-- start of DATA ENTRIES --
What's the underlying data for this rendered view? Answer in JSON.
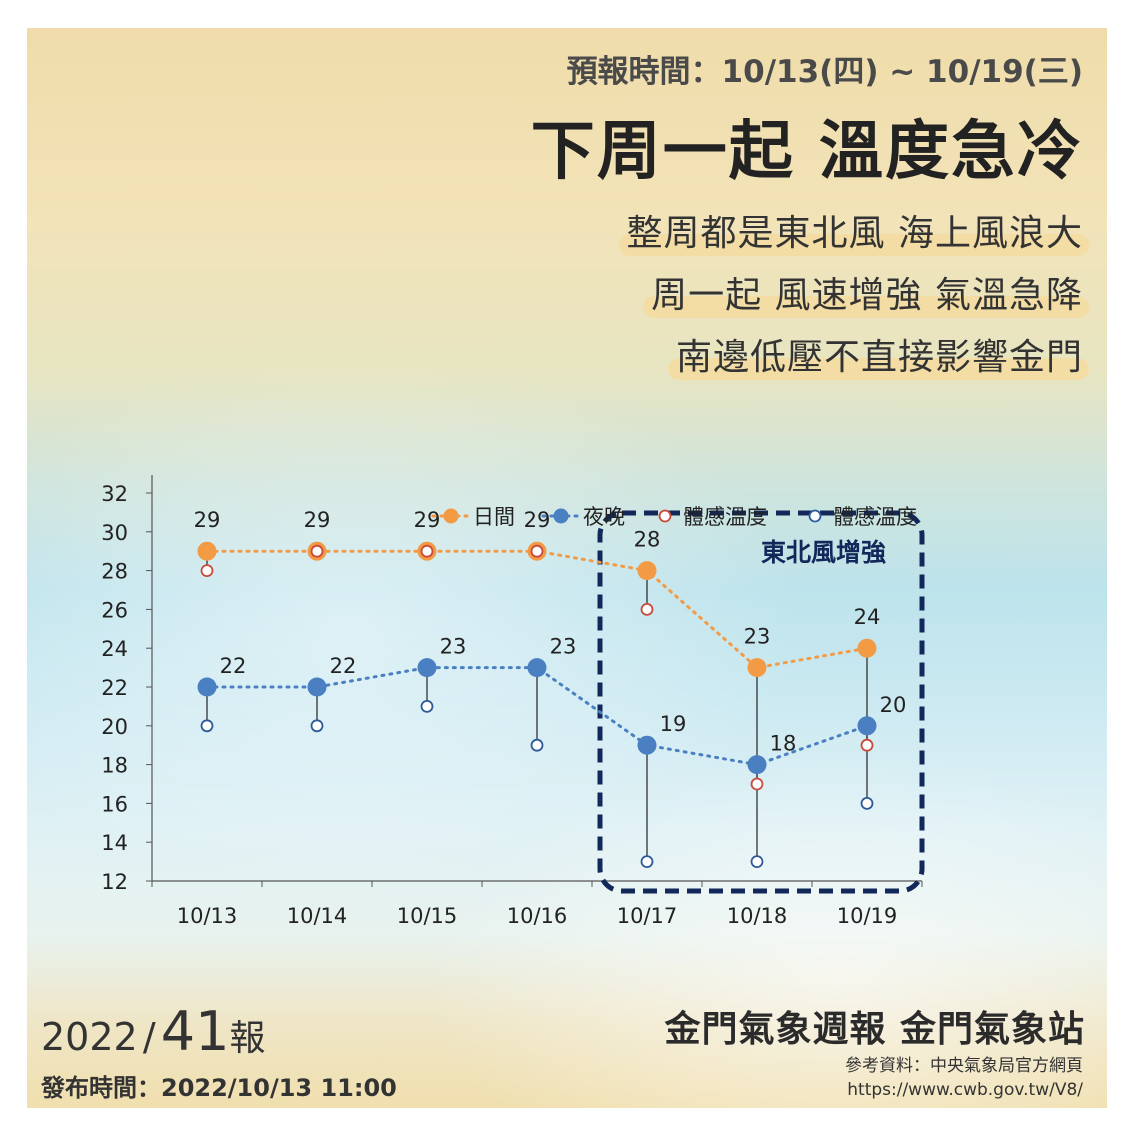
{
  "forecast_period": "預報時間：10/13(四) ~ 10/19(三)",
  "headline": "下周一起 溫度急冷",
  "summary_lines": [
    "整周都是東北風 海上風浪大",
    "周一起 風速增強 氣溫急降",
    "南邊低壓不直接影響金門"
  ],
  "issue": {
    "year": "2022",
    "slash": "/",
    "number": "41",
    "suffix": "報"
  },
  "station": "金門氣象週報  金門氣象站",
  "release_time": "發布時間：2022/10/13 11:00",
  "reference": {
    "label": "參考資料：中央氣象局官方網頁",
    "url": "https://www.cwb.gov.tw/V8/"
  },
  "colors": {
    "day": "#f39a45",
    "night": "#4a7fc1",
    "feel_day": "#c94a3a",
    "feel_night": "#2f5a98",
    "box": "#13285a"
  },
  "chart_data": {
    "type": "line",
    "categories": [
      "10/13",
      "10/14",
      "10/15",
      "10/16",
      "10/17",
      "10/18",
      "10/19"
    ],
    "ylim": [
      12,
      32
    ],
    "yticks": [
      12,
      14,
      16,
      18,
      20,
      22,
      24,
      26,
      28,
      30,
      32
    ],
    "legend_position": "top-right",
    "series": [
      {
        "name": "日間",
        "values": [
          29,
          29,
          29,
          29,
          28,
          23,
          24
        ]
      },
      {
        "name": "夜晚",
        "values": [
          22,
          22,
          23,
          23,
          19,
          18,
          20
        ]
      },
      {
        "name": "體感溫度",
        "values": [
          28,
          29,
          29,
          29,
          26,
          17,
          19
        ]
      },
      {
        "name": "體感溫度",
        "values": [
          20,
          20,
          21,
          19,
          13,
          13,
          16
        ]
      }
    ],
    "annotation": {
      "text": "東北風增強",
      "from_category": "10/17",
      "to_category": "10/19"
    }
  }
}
-- end of DATA ENTRIES --
-- start of DATA ENTRIES --
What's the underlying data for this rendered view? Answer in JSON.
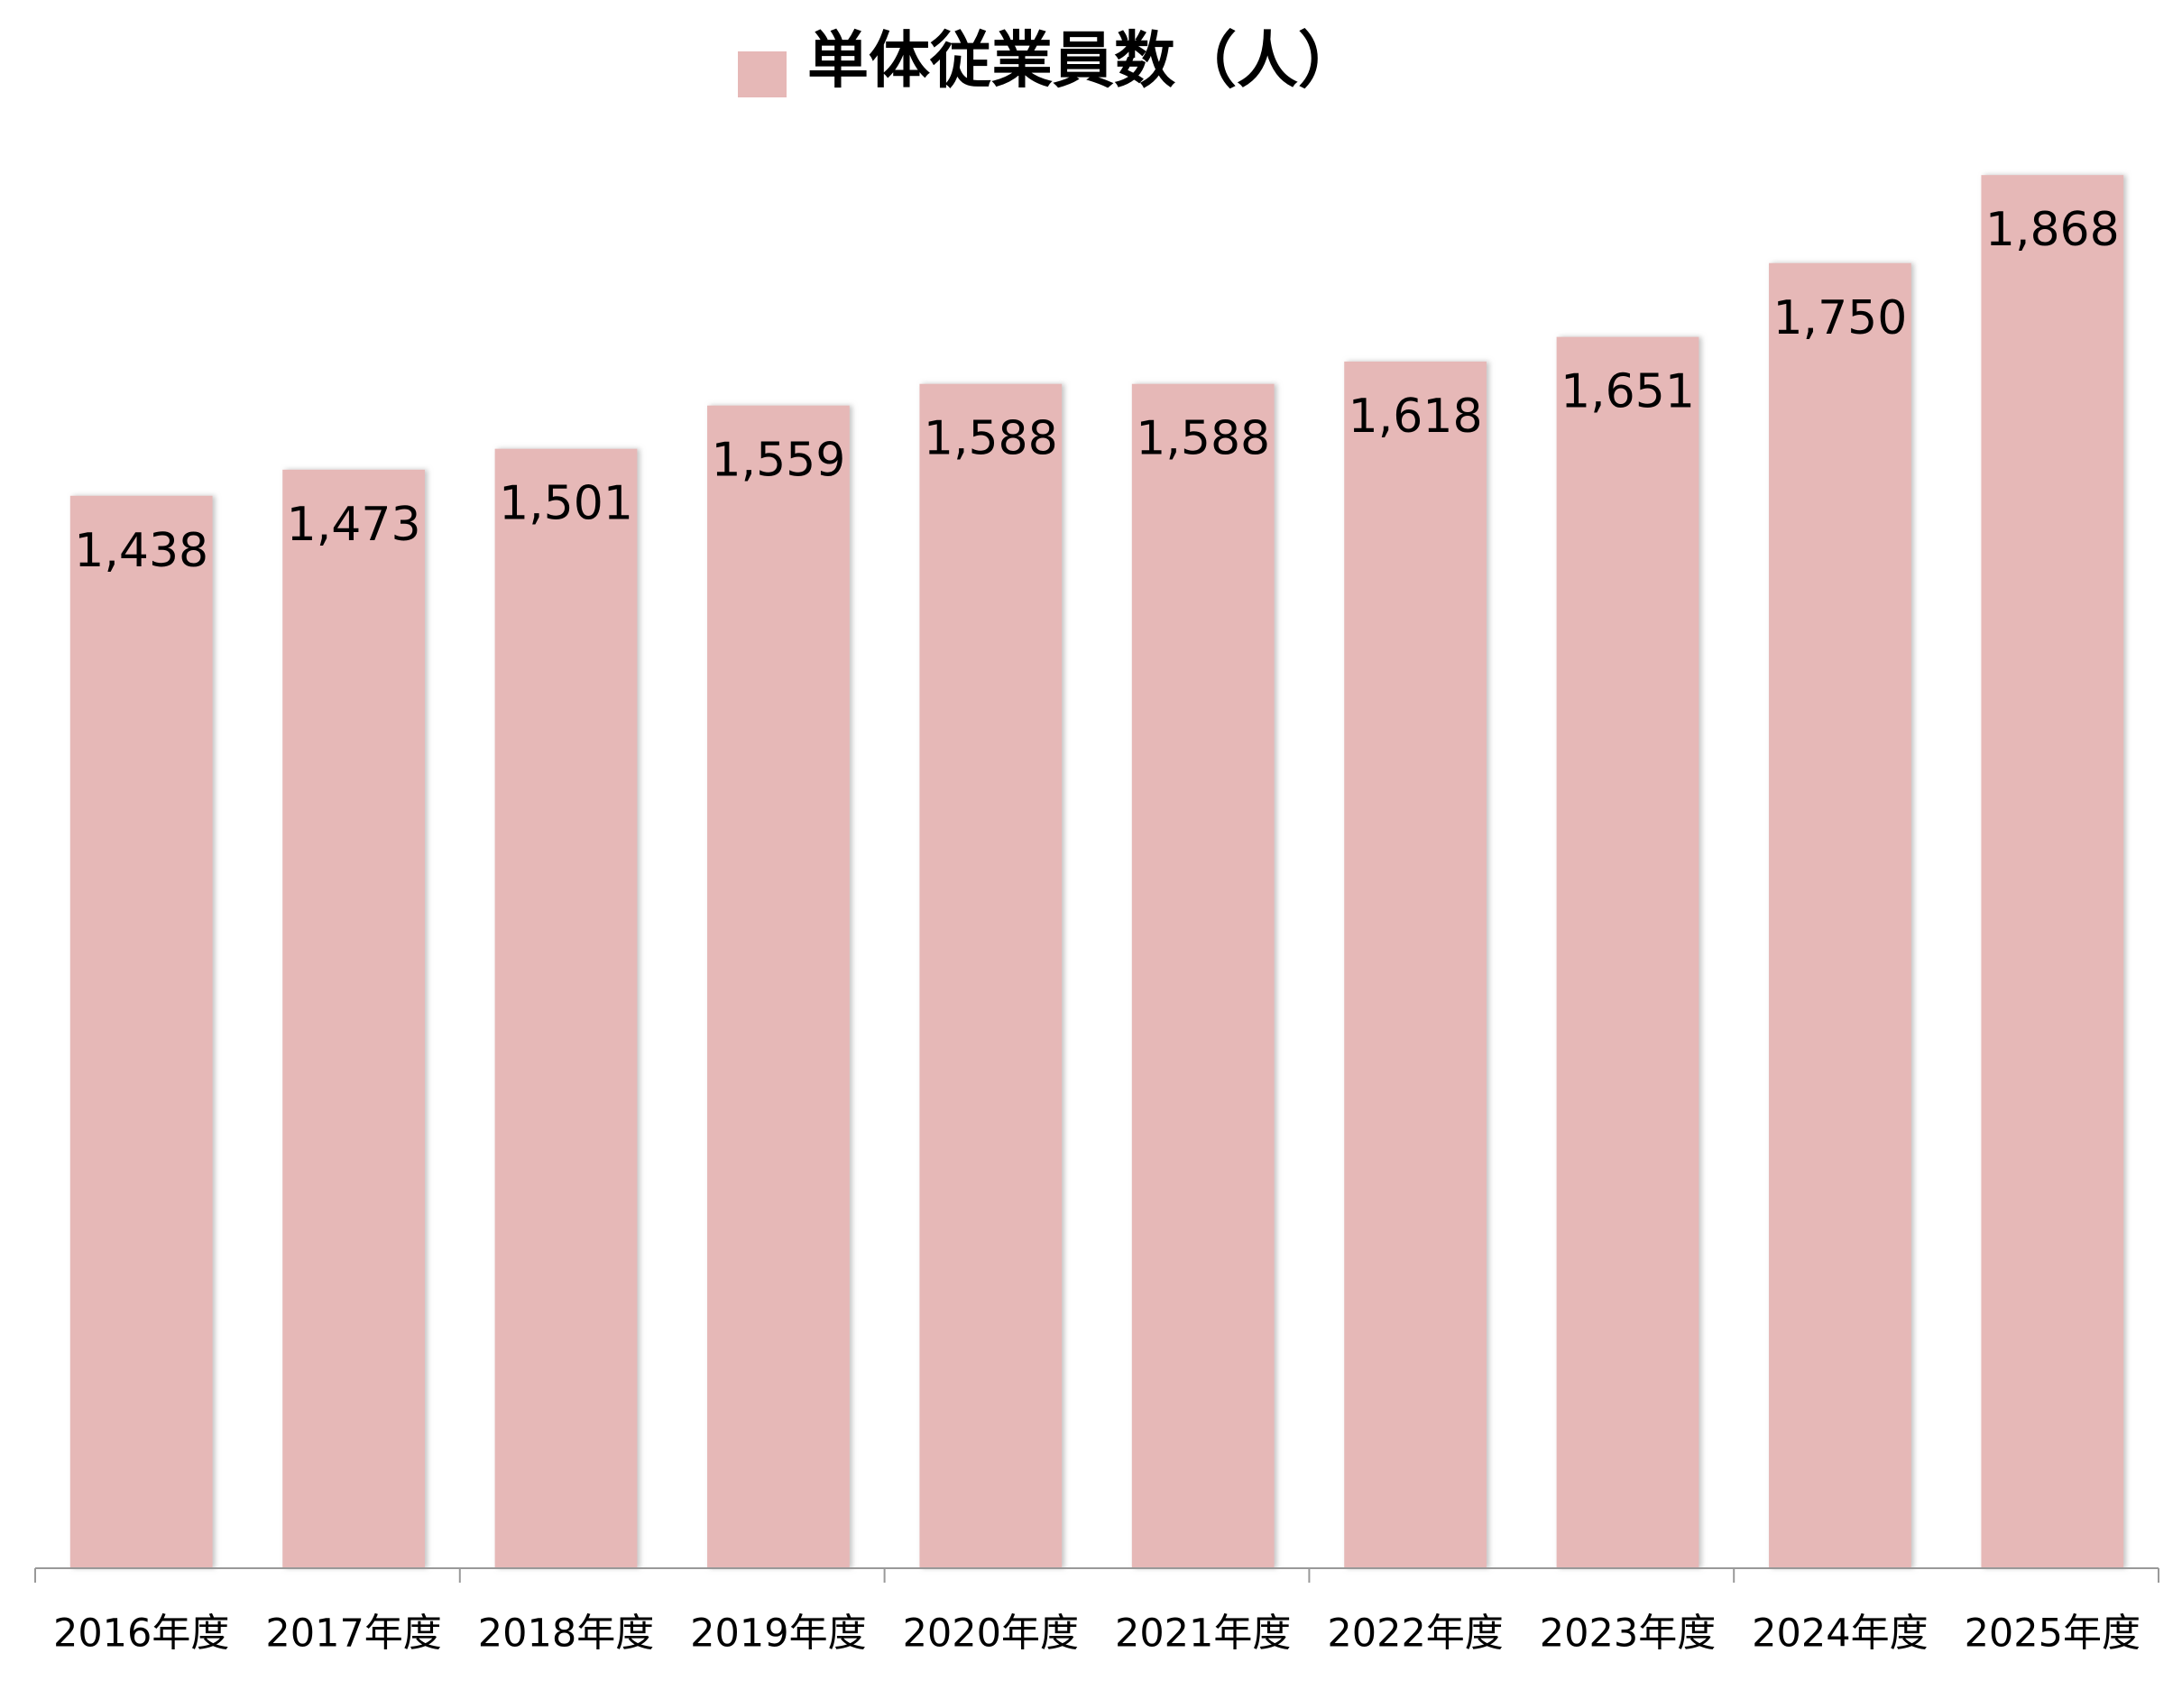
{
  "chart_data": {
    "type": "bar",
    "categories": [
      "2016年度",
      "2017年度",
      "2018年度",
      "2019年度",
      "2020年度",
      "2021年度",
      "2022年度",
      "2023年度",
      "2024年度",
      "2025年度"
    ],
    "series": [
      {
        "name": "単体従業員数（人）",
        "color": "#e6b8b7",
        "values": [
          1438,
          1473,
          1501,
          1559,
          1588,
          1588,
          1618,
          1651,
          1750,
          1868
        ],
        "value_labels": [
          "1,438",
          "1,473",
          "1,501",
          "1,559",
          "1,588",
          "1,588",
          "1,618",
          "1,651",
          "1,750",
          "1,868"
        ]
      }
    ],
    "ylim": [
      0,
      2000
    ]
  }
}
-- end of DATA ENTRIES --
• **THE PROBLEM**:
Write out every line of the preceding listing that contains "name".

• **WRITTEN RESPONSE**:
        "name": "日間",
        "name": "夜晚",
        "name": "體感溫度",
        "name": "體感溫度",
        "name": "単体従業員数（人）",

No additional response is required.